Zitierter Text -
%%

Essen. . Sorry, Franziska Augstein, Fakten und Fiktion sind nicht miteinander verheiratetet. Manchmal flirten sie miteinander, manchmal sind sie liiert. Dennoch braucht Fiktion Freiheit. So ist das Duell Augstein gegen Strauß in der „Spiegel Affäre“ vor allem eines: packende Unterhaltung.
Da staunt man doch schon, wenn man als Journalist in den Neunzigern groß wurde und nun in die Redaktionsräume des „Spiegel“ in den frühen Sechzigern blickt: Rudolf Augstein und seine Truppe führen sich auf wie Großstadtcowboys; breitbeinig und wild entschlossen klopfen sie sich gegenseitig auf die Schultern, wenn sie eine Story entdeckt haben. Und wer Augstein vorhält, dass die Fakten womöglich nicht ausreichen, der „soll doch bei Burda-Moden Schnittmuster klöppeln“. Frauen kommen in dieser Jungswelt nur als Kaffeekocherinnen vor, denen man auf den Hintern haut, bevor sie den Aufmacher in dreifacher Ausfertigung abzutippen haben.

%%

Schriftliche Aufgabe 1 - Schreiben Sie aus den Datensätzen die Zeilen zwischen der Zeile mit „xml-tag: </task>: [20, 519, 69, 533]“ und der Zeile mit „xml-attr-name: type: [215, 167, 244, 181]“, beide eingeschlossen, unverändert ab.

Angezeigte Datensätze -
%%

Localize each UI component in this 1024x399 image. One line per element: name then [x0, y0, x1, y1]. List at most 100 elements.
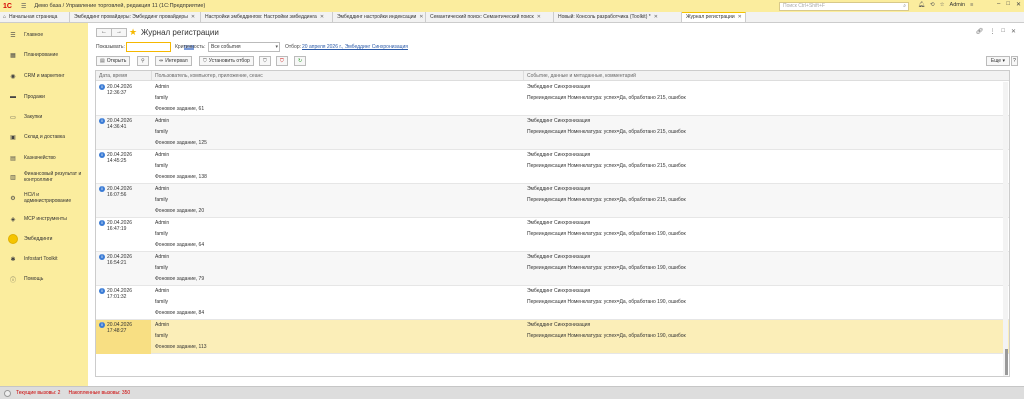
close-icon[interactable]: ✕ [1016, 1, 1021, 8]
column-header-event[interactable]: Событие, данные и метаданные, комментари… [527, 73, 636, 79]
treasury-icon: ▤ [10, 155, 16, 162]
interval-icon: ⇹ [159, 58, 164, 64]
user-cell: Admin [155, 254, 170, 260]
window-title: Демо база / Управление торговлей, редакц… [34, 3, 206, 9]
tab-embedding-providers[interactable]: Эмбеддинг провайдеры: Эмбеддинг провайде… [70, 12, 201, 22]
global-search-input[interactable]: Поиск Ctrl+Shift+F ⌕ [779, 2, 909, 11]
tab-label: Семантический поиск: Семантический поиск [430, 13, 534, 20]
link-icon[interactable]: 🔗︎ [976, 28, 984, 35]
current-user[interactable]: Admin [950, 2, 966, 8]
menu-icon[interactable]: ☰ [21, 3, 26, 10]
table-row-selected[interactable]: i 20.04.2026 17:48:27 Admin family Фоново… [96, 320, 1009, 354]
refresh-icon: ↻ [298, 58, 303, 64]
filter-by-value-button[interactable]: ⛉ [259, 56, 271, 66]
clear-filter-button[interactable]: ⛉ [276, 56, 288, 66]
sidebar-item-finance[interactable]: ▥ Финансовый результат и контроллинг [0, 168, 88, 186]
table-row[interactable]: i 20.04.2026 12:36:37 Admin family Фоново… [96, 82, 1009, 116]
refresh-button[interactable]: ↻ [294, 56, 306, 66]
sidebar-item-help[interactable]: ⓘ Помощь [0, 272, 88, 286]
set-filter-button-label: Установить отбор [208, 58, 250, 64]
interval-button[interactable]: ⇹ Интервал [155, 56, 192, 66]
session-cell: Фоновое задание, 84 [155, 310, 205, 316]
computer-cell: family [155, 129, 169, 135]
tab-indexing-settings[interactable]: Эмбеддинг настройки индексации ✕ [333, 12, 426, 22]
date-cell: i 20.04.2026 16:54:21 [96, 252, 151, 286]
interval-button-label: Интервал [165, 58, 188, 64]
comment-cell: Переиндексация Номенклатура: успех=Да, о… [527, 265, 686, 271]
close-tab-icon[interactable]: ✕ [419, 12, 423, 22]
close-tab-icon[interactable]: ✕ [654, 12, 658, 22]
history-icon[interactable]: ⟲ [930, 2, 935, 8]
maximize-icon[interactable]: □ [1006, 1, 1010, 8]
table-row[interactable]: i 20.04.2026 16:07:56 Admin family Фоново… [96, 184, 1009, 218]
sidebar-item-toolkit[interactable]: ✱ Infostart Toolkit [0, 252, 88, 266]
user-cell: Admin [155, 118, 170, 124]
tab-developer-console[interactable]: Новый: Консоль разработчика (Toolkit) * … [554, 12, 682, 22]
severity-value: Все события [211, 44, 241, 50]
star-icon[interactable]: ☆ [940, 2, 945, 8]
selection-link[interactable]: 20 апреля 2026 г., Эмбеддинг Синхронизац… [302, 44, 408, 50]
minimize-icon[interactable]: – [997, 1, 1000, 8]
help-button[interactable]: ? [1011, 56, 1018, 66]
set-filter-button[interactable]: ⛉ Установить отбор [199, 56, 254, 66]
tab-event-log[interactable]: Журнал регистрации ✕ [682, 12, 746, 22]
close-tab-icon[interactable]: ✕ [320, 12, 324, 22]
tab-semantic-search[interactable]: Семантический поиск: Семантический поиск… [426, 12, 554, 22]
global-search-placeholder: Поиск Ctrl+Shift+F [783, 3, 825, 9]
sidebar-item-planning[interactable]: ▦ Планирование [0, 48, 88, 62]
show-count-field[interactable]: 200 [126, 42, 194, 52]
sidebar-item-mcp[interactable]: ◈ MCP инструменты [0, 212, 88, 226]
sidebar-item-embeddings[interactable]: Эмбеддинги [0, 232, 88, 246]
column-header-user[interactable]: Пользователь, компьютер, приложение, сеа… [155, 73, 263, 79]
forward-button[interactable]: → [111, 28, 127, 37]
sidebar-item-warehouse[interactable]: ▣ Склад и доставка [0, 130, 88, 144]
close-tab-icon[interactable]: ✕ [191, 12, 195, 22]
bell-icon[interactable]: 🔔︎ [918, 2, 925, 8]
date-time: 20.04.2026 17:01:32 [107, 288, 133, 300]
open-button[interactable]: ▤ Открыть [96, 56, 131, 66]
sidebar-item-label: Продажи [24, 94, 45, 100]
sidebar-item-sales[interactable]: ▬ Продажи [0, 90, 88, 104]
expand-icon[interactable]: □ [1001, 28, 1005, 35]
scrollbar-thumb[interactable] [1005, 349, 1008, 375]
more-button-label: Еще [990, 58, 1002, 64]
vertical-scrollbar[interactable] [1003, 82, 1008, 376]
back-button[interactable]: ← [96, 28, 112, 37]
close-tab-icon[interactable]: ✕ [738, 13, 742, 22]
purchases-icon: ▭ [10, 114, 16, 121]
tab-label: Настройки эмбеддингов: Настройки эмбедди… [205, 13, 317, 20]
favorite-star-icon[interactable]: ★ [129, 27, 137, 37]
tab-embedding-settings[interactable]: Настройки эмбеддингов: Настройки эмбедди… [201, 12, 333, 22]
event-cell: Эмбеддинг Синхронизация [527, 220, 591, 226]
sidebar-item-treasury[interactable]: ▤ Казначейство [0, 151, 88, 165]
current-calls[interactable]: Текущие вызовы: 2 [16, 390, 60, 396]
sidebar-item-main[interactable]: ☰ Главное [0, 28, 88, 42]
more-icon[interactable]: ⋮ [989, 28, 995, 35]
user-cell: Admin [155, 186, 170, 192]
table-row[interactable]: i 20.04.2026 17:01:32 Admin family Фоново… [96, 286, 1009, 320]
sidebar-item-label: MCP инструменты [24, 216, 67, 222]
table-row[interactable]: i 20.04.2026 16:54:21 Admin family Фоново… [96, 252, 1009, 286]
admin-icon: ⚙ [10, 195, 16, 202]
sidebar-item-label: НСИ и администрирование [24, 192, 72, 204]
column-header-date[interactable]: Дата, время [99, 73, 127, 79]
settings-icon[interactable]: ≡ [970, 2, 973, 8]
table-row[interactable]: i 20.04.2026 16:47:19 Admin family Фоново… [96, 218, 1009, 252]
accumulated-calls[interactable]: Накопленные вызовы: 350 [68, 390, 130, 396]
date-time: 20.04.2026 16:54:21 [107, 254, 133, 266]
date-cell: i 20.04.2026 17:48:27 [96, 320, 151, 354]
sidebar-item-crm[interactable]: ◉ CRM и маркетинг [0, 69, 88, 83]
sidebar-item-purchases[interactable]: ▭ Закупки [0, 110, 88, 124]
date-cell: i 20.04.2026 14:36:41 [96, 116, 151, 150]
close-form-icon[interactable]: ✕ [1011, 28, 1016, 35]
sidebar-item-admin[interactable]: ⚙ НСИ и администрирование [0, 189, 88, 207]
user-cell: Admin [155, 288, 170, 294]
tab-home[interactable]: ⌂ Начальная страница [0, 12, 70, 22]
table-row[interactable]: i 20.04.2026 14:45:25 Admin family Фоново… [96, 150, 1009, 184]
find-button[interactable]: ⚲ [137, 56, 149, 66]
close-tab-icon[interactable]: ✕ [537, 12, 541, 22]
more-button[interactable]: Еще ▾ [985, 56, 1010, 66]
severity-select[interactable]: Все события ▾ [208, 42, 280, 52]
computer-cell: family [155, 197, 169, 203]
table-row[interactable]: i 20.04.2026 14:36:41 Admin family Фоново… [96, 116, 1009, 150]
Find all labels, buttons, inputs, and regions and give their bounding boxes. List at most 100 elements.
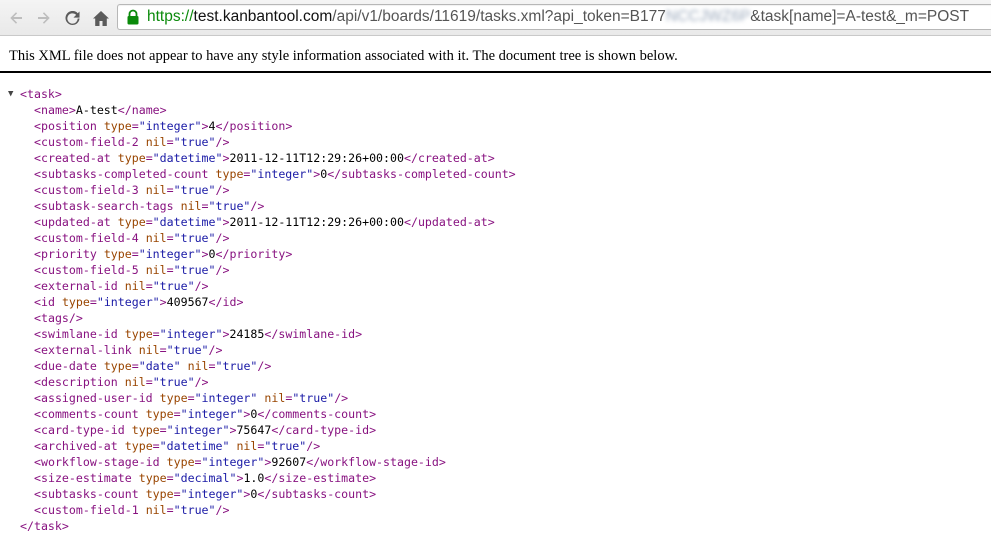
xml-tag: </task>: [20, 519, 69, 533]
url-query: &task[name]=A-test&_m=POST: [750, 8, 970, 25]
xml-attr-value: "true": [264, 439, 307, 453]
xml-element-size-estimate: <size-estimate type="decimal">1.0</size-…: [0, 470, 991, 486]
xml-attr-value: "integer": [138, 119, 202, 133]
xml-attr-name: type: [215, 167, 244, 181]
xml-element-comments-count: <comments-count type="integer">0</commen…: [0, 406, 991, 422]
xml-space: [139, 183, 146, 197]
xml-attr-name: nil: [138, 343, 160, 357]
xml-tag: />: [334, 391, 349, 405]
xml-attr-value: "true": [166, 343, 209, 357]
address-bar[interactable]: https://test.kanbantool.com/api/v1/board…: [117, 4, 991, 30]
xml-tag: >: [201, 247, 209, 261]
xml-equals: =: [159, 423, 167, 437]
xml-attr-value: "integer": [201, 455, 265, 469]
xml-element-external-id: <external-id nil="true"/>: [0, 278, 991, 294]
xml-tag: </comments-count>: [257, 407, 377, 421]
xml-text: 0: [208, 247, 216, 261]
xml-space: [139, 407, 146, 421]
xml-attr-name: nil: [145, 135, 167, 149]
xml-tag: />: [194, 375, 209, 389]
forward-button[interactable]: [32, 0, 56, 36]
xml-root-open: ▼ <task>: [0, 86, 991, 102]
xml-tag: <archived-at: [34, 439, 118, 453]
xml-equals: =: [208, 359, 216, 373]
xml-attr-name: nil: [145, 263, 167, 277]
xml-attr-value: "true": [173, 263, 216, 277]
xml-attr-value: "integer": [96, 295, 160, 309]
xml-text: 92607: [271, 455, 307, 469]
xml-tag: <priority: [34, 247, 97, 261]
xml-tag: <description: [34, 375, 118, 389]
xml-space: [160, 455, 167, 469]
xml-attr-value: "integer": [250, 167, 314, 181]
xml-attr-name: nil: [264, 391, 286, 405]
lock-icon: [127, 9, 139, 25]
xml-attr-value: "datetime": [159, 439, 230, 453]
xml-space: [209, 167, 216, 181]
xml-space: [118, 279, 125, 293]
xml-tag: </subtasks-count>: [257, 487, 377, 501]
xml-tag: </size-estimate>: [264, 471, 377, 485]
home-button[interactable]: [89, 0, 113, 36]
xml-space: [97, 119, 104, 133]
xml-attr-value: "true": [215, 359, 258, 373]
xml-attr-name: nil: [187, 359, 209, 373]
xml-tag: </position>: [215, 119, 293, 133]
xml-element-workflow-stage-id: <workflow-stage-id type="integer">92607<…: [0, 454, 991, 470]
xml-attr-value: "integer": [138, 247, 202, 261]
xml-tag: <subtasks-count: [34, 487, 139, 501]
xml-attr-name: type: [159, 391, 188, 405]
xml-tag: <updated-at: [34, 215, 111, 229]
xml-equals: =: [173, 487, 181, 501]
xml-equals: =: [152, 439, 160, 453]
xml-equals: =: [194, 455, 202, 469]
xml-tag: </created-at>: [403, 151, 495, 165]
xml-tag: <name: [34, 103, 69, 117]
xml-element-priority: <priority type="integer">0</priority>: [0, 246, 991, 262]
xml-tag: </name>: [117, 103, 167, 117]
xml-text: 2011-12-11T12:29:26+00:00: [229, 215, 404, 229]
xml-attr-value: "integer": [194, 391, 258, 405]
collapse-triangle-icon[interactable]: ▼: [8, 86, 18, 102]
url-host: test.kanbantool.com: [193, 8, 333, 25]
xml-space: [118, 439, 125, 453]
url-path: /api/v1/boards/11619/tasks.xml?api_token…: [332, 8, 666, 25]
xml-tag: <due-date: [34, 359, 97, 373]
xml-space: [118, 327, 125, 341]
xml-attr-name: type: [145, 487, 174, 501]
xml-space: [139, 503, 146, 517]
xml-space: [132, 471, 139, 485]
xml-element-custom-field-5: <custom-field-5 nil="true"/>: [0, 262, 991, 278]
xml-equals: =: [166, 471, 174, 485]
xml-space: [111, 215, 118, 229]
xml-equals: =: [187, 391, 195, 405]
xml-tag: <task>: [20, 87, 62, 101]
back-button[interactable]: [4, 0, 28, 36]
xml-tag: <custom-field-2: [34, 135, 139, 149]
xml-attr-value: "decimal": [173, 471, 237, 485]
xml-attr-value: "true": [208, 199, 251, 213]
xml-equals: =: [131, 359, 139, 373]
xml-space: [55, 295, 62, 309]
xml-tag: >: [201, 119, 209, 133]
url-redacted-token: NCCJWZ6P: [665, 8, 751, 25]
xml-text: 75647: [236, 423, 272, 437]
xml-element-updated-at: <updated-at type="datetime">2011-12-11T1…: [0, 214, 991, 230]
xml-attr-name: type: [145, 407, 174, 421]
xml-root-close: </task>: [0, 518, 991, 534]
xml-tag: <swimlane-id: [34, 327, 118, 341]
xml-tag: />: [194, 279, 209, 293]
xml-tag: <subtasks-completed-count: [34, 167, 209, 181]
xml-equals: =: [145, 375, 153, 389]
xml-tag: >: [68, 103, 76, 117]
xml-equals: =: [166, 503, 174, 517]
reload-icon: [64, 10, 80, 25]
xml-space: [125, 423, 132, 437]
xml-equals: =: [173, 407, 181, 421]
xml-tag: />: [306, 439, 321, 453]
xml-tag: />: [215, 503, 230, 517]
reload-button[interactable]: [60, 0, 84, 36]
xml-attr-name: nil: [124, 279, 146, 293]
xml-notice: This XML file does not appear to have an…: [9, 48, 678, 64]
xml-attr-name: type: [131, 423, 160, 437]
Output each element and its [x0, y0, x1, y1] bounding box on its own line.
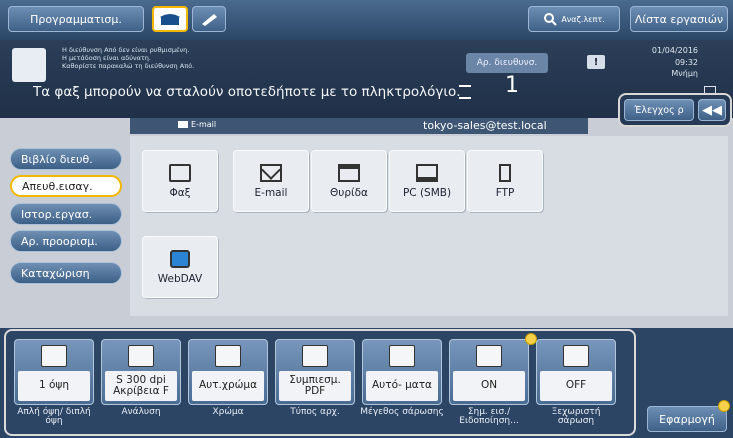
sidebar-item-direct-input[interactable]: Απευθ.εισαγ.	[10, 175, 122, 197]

%%

Schriftliche Aufgabe 2 - Erklären Sie anhand des zitierten Textes über die „Spiegel Affäre“, warum das Duell Augstein gegen Strauß dort vor allem als packende Unterhaltung gilt.

Schriftliche Lösung 1 -
xml-tag: </task>: [20, 519, 69, 533]
url-query: &task[name]=A-test&_m=POST: [750, 8, 970, 25]
xml-attr-value: "true": [264, 439, 307, 453]
xml-element-size-estimate: <size-estimate type="decimal">1.0</size-…: [0, 470, 991, 486]
xml-attr-value: "integer": [138, 119, 202, 133]
xml-attr-name: type: [215, 167, 244, 181]

Schriftliche Lösung 2 - Der Text hält fest, dass Fakten und Fiktion nicht miteinander verheiratet sind und Fiktion Freiheit braucht. Aus diesem Grund ist das Duell Augstein gegen Strauß in der „Spiegel Affäre“ vor allem packende Unterhaltung.